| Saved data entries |
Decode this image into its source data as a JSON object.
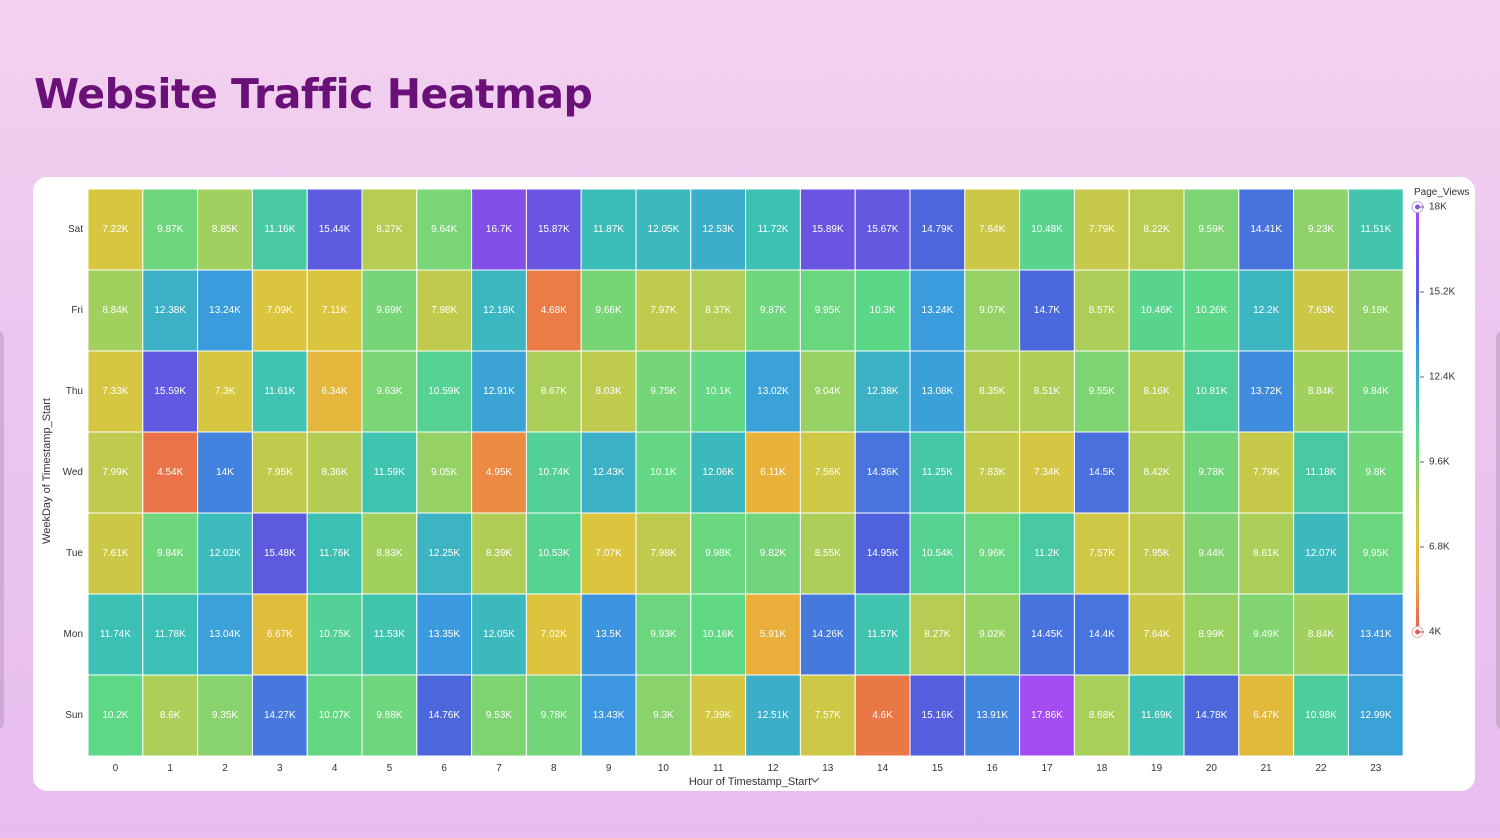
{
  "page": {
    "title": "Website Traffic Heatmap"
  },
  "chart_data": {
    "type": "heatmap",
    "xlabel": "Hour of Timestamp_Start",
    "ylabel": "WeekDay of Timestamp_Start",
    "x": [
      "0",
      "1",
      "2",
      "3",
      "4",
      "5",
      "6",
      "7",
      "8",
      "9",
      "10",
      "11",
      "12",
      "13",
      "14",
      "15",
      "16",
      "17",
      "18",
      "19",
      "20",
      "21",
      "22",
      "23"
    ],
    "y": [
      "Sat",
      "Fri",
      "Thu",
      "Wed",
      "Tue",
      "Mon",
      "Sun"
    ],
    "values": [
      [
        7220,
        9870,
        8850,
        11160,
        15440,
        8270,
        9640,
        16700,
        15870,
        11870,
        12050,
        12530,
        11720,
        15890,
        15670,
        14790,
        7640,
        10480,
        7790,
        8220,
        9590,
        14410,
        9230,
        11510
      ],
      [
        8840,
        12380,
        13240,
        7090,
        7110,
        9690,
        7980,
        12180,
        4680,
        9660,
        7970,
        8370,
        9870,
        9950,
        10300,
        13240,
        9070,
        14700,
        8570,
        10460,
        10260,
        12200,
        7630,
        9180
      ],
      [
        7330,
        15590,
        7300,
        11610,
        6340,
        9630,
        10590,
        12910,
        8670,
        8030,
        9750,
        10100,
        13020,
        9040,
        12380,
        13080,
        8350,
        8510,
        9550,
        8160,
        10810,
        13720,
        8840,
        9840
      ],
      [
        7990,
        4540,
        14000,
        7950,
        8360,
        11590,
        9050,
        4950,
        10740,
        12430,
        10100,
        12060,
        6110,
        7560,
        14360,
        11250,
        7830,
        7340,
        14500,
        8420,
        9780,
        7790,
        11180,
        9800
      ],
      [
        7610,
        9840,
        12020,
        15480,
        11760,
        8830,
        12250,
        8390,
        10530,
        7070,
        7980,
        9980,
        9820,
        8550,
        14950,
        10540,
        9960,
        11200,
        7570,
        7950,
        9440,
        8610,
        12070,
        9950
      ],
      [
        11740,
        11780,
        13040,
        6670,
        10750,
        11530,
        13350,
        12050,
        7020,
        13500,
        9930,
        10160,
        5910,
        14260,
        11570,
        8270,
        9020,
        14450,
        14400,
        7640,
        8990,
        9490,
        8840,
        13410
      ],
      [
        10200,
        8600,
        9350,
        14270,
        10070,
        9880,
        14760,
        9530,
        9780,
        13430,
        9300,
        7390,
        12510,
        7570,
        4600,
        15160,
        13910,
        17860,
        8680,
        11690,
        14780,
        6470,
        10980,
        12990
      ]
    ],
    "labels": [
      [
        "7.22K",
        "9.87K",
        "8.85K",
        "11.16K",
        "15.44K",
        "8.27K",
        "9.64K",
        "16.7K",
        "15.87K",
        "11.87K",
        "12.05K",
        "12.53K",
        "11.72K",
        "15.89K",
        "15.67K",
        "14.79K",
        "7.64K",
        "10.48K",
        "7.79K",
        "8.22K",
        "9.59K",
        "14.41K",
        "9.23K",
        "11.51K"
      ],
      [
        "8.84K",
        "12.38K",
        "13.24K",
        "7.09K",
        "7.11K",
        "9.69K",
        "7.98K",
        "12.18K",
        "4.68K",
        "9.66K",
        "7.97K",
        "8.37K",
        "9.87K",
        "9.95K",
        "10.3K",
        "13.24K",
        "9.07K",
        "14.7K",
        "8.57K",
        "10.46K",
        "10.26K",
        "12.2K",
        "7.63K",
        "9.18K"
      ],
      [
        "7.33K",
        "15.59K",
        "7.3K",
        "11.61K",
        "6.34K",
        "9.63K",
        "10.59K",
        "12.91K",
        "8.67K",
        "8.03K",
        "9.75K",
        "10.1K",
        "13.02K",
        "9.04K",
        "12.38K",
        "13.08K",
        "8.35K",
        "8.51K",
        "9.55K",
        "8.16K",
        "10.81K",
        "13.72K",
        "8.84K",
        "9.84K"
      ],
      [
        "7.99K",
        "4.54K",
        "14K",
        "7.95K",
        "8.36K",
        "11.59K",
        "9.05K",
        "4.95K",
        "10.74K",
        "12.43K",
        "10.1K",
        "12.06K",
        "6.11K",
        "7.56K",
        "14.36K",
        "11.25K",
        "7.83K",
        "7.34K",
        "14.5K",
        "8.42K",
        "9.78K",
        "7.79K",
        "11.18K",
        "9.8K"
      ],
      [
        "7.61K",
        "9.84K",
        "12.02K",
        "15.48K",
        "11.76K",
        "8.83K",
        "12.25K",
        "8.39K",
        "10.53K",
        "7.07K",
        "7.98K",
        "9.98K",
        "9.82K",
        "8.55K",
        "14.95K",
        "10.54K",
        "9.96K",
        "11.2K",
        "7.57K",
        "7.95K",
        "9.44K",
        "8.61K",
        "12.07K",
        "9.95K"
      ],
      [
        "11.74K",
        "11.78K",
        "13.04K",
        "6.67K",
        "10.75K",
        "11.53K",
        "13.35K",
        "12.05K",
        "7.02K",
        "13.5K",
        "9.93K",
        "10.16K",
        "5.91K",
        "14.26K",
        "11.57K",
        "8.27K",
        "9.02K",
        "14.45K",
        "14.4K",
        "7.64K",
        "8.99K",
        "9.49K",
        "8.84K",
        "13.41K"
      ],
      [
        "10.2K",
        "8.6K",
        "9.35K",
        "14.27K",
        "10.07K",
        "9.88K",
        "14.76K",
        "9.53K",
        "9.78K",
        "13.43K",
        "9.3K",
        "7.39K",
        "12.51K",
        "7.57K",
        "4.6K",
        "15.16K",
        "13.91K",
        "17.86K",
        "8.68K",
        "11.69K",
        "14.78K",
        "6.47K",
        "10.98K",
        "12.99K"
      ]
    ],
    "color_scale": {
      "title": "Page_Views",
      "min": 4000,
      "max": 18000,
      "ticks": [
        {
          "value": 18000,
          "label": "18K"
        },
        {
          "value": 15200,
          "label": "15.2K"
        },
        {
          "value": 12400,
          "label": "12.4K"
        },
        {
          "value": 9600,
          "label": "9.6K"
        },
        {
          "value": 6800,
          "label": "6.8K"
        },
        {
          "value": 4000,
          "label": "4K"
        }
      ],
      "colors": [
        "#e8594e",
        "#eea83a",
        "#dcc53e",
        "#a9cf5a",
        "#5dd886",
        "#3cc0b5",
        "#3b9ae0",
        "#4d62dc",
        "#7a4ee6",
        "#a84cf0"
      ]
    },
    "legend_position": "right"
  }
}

| Exercise prompt |
Images must not appear in the copy; reproduce everything else in the records verbatim.

| Task solution |
Decode this image into its source data as a JSON object.
{
  "page": {
    "title": "Website Traffic Heatmap"
  },
  "chart_data": {
    "type": "heatmap",
    "xlabel": "Hour of Timestamp_Start",
    "ylabel": "WeekDay of Timestamp_Start",
    "x": [
      "0",
      "1",
      "2",
      "3",
      "4",
      "5",
      "6",
      "7",
      "8",
      "9",
      "10",
      "11",
      "12",
      "13",
      "14",
      "15",
      "16",
      "17",
      "18",
      "19",
      "20",
      "21",
      "22",
      "23"
    ],
    "y": [
      "Sat",
      "Fri",
      "Thu",
      "Wed",
      "Tue",
      "Mon",
      "Sun"
    ],
    "values": [
      [
        7220,
        9870,
        8850,
        11160,
        15440,
        8270,
        9640,
        16700,
        15870,
        11870,
        12050,
        12530,
        11720,
        15890,
        15670,
        14790,
        7640,
        10480,
        7790,
        8220,
        9590,
        14410,
        9230,
        11510
      ],
      [
        8840,
        12380,
        13240,
        7090,
        7110,
        9690,
        7980,
        12180,
        4680,
        9660,
        7970,
        8370,
        9870,
        9950,
        10300,
        13240,
        9070,
        14700,
        8570,
        10460,
        10260,
        12200,
        7630,
        9180
      ],
      [
        7330,
        15590,
        7300,
        11610,
        6340,
        9630,
        10590,
        12910,
        8670,
        8030,
        9750,
        10100,
        13020,
        9040,
        12380,
        13080,
        8350,
        8510,
        9550,
        8160,
        10810,
        13720,
        8840,
        9840
      ],
      [
        7990,
        4540,
        14000,
        7950,
        8360,
        11590,
        9050,
        4950,
        10740,
        12430,
        10100,
        12060,
        6110,
        7560,
        14360,
        11250,
        7830,
        7340,
        14500,
        8420,
        9780,
        7790,
        11180,
        9800
      ],
      [
        7610,
        9840,
        12020,
        15480,
        11760,
        8830,
        12250,
        8390,
        10530,
        7070,
        7980,
        9980,
        9820,
        8550,
        14950,
        10540,
        9960,
        11200,
        7570,
        7950,
        9440,
        8610,
        12070,
        9950
      ],
      [
        11740,
        11780,
        13040,
        6670,
        10750,
        11530,
        13350,
        12050,
        7020,
        13500,
        9930,
        10160,
        5910,
        14260,
        11570,
        8270,
        9020,
        14450,
        14400,
        7640,
        8990,
        9490,
        8840,
        13410
      ],
      [
        10200,
        8600,
        9350,
        14270,
        10070,
        9880,
        14760,
        9530,
        9780,
        13430,
        9300,
        7390,
        12510,
        7570,
        4600,
        15160,
        13910,
        17860,
        8680,
        11690,
        14780,
        6470,
        10980,
        12990
      ]
    ],
    "labels": [
      [
        "7.22K",
        "9.87K",
        "8.85K",
        "11.16K",
        "15.44K",
        "8.27K",
        "9.64K",
        "16.7K",
        "15.87K",
        "11.87K",
        "12.05K",
        "12.53K",
        "11.72K",
        "15.89K",
        "15.67K",
        "14.79K",
        "7.64K",
        "10.48K",
        "7.79K",
        "8.22K",
        "9.59K",
        "14.41K",
        "9.23K",
        "11.51K"
      ],
      [
        "8.84K",
        "12.38K",
        "13.24K",
        "7.09K",
        "7.11K",
        "9.69K",
        "7.98K",
        "12.18K",
        "4.68K",
        "9.66K",
        "7.97K",
        "8.37K",
        "9.87K",
        "9.95K",
        "10.3K",
        "13.24K",
        "9.07K",
        "14.7K",
        "8.57K",
        "10.46K",
        "10.26K",
        "12.2K",
        "7.63K",
        "9.18K"
      ],
      [
        "7.33K",
        "15.59K",
        "7.3K",
        "11.61K",
        "6.34K",
        "9.63K",
        "10.59K",
        "12.91K",
        "8.67K",
        "8.03K",
        "9.75K",
        "10.1K",
        "13.02K",
        "9.04K",
        "12.38K",
        "13.08K",
        "8.35K",
        "8.51K",
        "9.55K",
        "8.16K",
        "10.81K",
        "13.72K",
        "8.84K",
        "9.84K"
      ],
      [
        "7.99K",
        "4.54K",
        "14K",
        "7.95K",
        "8.36K",
        "11.59K",
        "9.05K",
        "4.95K",
        "10.74K",
        "12.43K",
        "10.1K",
        "12.06K",
        "6.11K",
        "7.56K",
        "14.36K",
        "11.25K",
        "7.83K",
        "7.34K",
        "14.5K",
        "8.42K",
        "9.78K",
        "7.79K",
        "11.18K",
        "9.8K"
      ],
      [
        "7.61K",
        "9.84K",
        "12.02K",
        "15.48K",
        "11.76K",
        "8.83K",
        "12.25K",
        "8.39K",
        "10.53K",
        "7.07K",
        "7.98K",
        "9.98K",
        "9.82K",
        "8.55K",
        "14.95K",
        "10.54K",
        "9.96K",
        "11.2K",
        "7.57K",
        "7.95K",
        "9.44K",
        "8.61K",
        "12.07K",
        "9.95K"
      ],
      [
        "11.74K",
        "11.78K",
        "13.04K",
        "6.67K",
        "10.75K",
        "11.53K",
        "13.35K",
        "12.05K",
        "7.02K",
        "13.5K",
        "9.93K",
        "10.16K",
        "5.91K",
        "14.26K",
        "11.57K",
        "8.27K",
        "9.02K",
        "14.45K",
        "14.4K",
        "7.64K",
        "8.99K",
        "9.49K",
        "8.84K",
        "13.41K"
      ],
      [
        "10.2K",
        "8.6K",
        "9.35K",
        "14.27K",
        "10.07K",
        "9.88K",
        "14.76K",
        "9.53K",
        "9.78K",
        "13.43K",
        "9.3K",
        "7.39K",
        "12.51K",
        "7.57K",
        "4.6K",
        "15.16K",
        "13.91K",
        "17.86K",
        "8.68K",
        "11.69K",
        "14.78K",
        "6.47K",
        "10.98K",
        "12.99K"
      ]
    ],
    "color_scale": {
      "title": "Page_Views",
      "min": 4000,
      "max": 18000,
      "ticks": [
        {
          "value": 18000,
          "label": "18K"
        },
        {
          "value": 15200,
          "label": "15.2K"
        },
        {
          "value": 12400,
          "label": "12.4K"
        },
        {
          "value": 9600,
          "label": "9.6K"
        },
        {
          "value": 6800,
          "label": "6.8K"
        },
        {
          "value": 4000,
          "label": "4K"
        }
      ],
      "colors": [
        "#e8594e",
        "#eea83a",
        "#dcc53e",
        "#a9cf5a",
        "#5dd886",
        "#3cc0b5",
        "#3b9ae0",
        "#4d62dc",
        "#7a4ee6",
        "#a84cf0"
      ]
    },
    "legend_position": "right"
  }
}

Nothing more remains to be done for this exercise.